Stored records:
————
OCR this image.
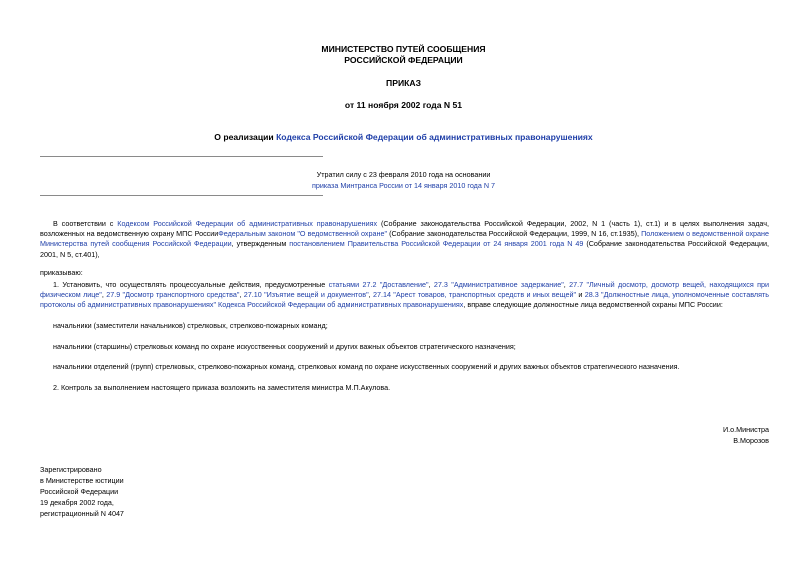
МИНИСТЕРСТВО ПУТЕЙ СООБЩЕНИЯ
РОССИЙСКОЙ ФЕДЕРАЦИИ
ПРИКАЗ
от 11 ноября 2002 года N 51
О реализации Кодекса Российской Федерации об административных правонарушениях
Утратил силу с 23 февраля 2010 года на основании
приказа Минтранса России от 14 января 2010 года N 7

В соответствии с Кодексом Российской Федерации об административных правонарушениях (Собрание законодательства Российской Федерации, 2002, N 1 (часть 1), ст.1) и в целях выполнения задач, возложенных на ведомственную охрану МПС РоссииФедеральным законом "О ведомственной охране" (Собрание законодательства Российской Федерации, 1999, N 16, ст.1935), Положением о ведомственной охране Министерства путей сообщения Российской Федерации, утвержденным постановлением Правительства Российской Федерации от 24 января 2001 года N 49 (Собрание законодательства Российской Федерации, 2001, N 5, ст.401),

приказываю:

1. Установить, что осуществлять процессуальные действия, предусмотренные статьями 27.2 "Доставление", 27.3 "Административное задержание", 27.7 "Личный досмотр, досмотр вещей, находящихся при физическом лице", 27.9 "Досмотр транспортного средства", 27.10 "Изъятие вещей и документов", 27.14 "Арест товаров, транспортных средств и иных вещей" и 28.3 "Должностные лица, уполномоченные составлять протоколы об административных правонарушениях" Кодекса Российской Федерации об административных правонарушениях, вправе следующие должностные лица ведомственной охраны МПС России:

начальники (заместители начальников) стрелковых, стрелково-пожарных команд;
начальники (старшины) стрелковых команд по охране искусственных сооружений и других важных объектов стратегического назначения;
начальники отделений (групп) стрелковых, стрелково-пожарных команд, стрелковых команд по охране искусственных сооружений и других важных объектов стратегического назначения.
2. Контроль за выполнением настоящего приказа возложить на заместителя министра М.П.Акулова.
И.о.Министра
В.Морозов
Зарегистрировано
в Министерстве юстиции
Российской Федерации
19 декабря 2002 года,
регистрационный N 4047
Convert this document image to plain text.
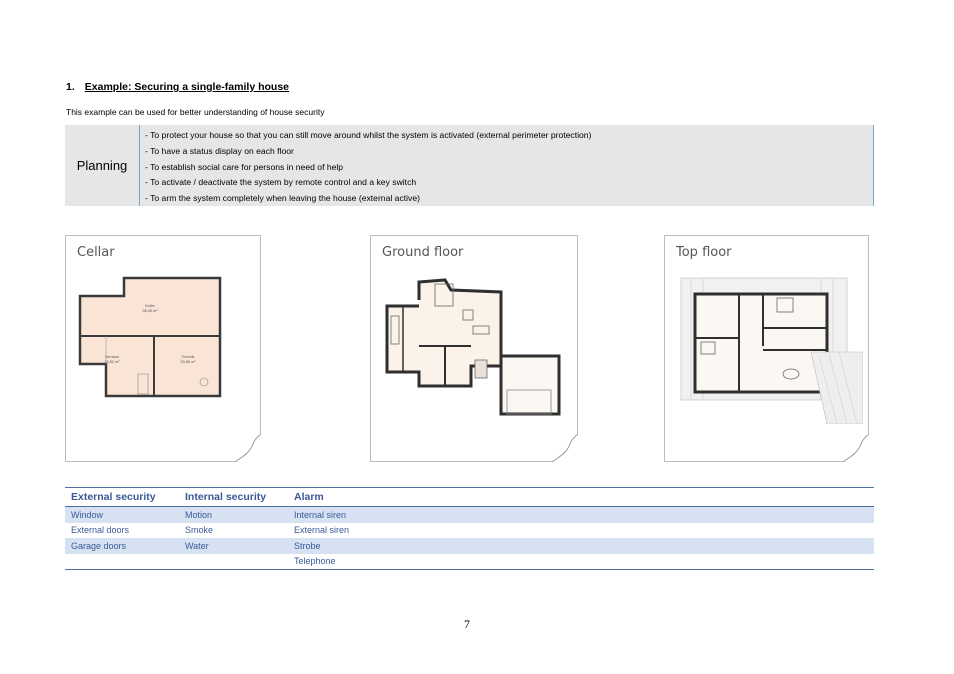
1. Example: Securing a single-family house
This example can be used for better understanding of house security
Planning
- To protect your house so that you can still move around whilst the system is activated (external perimeter protection)
- To have a status display on each floor
- To establish social care for persons in need of help
- To activate / deactivate the system by remote control and a key switch
- To arm the system completely when leaving the house (external active)
Cellar
Keller
58,45 m²
Vorraum
24,52 m²
Technik
20,86 m²
Ground floor	Top floor
External security	Internal security	Alarm
Window	Motion	Internal siren
External doors	Smoke	External siren
Garage doors	Water	Strobe
		Telephone
7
————
TASK DESCRIPTION:
Keep every word of the data as it is when you write it out, but drop the pictures.

ANSWER BELOW:
OCR this image.
МИНИСТЕРСТВО ПУТЕЙ СООБЩЕНИЯ
РОССИЙСКОЙ ФЕДЕРАЦИИ
ПРИКАЗ
от 11 ноября 2002 года N 51
О реализации Кодекса Российской Федерации об административных правонарушениях
Утратил силу с 23 февраля 2010 года на основании
приказа Минтранса России от 14 января 2010 года N 7

В соответствии с Кодексом Российской Федерации об административных правонарушениях (Собрание законодательства Российской Федерации, 2002, N 1 (часть 1), ст.1) и в целях выполнения задач, возложенных на ведомственную охрану МПС РоссииФедеральным законом "О ведомственной охране" (Собрание законодательства Российской Федерации, 1999, N 16, ст.1935), Положением о ведомственной охране Министерства путей сообщения Российской Федерации, утвержденным постановлением Правительства Российской Федерации от 24 января 2001 года N 49 (Собрание законодательства Российской Федерации, 2001, N 5, ст.401),

приказываю:

1. Установить, что осуществлять процессуальные действия, предусмотренные статьями 27.2 "Доставление", 27.3 "Административное задержание", 27.7 "Личный досмотр, досмотр вещей, находящихся при физическом лице", 27.9 "Досмотр транспортного средства", 27.10 "Изъятие вещей и документов", 27.14 "Арест товаров, транспортных средств и иных вещей" и 28.3 "Должностные лица, уполномоченные составлять протоколы об административных правонарушениях" Кодекса Российской Федерации об административных правонарушениях, вправе следующие должностные лица ведомственной охраны МПС России:

начальники (заместители начальников) стрелковых, стрелково-пожарных команд;
начальники (старшины) стрелковых команд по охране искусственных сооружений и других важных объектов стратегического назначения;
начальники отделений (групп) стрелковых, стрелково-пожарных команд, стрелковых команд по охране искусственных сооружений и других важных объектов стратегического назначения.
2. Контроль за выполнением настоящего приказа возложить на заместителя министра М.П.Акулова.
И.о.Министра
В.Морозов
Зарегистрировано
в Министерстве юстиции
Российской Федерации
19 декабря 2002 года,
регистрационный N 4047
Convert this document image to plain text.
1. Example: Securing a single-family house
This example can be used for better understanding of house security
Planning
- To protect your house so that you can still move around whilst the system is activated (external perimeter protection)
- To have a status display on each floor
- To establish social care for persons in need of help
- To activate / deactivate the system by remote control and a key switch
- To arm the system completely when leaving the house (external active)
Cellar
Keller
58,45 m²
Vorraum
24,52 m²
Technik
20,86 m²
Ground floor	Top floor
External security	Internal security	Alarm
Window	Motion	Internal siren
External doors	Smoke	External siren
Garage doors	Water	Strobe
		Telephone
7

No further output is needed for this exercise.